Exercise instructions: Report every line in the listing below where the string "color" shows up.

Task material:

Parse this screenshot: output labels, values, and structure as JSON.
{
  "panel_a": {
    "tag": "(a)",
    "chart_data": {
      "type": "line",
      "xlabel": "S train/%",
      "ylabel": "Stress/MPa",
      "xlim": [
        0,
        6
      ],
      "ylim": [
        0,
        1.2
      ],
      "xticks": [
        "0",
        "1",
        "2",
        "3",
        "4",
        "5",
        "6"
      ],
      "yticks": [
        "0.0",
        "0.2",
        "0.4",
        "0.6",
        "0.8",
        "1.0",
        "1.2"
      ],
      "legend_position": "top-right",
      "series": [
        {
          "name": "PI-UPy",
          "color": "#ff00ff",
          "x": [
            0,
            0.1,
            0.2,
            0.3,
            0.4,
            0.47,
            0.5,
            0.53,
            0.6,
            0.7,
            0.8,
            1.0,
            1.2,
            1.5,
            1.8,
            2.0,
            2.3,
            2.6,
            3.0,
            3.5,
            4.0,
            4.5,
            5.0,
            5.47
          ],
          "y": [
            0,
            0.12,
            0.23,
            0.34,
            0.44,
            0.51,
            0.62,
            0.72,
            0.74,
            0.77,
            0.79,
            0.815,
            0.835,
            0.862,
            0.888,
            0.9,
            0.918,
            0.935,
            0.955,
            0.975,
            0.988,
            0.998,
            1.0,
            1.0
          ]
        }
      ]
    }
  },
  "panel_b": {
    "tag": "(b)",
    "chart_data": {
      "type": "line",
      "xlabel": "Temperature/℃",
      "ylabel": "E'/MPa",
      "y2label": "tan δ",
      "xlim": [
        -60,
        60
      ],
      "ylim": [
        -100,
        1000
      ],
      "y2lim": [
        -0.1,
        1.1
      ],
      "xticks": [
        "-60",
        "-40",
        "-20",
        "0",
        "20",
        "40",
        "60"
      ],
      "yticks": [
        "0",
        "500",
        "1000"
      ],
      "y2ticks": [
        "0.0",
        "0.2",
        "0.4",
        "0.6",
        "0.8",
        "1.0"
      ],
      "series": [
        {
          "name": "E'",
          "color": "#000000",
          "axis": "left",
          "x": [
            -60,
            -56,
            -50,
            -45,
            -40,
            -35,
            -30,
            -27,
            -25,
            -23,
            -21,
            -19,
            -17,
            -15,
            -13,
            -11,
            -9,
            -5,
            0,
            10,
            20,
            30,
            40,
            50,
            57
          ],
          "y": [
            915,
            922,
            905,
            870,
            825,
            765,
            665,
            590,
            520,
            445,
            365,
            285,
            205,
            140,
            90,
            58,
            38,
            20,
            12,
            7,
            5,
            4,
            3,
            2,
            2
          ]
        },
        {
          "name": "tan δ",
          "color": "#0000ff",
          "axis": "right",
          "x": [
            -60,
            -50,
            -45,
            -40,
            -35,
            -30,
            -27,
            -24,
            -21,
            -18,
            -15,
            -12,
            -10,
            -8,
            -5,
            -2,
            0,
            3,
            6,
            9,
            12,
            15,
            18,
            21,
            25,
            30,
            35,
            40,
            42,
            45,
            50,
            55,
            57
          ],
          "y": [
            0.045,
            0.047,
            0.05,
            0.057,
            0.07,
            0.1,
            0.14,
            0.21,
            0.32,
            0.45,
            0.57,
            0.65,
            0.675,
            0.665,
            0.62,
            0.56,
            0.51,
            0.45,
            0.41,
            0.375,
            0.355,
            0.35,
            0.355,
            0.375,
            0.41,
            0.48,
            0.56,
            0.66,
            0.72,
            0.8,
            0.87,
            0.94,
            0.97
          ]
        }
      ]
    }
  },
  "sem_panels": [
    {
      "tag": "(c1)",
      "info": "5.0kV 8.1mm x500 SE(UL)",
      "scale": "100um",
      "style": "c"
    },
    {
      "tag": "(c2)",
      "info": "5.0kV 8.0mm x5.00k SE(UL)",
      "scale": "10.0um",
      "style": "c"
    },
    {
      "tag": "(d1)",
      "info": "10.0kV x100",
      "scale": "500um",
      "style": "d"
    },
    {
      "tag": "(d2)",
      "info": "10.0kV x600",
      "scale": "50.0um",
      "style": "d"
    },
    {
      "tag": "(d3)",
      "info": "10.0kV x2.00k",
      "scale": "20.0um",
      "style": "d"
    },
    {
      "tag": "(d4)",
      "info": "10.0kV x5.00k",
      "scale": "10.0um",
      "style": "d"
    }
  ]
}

Expected answer:
          "color": "#ff00ff",
          "color": "#000000",
          "color": "#0000ff",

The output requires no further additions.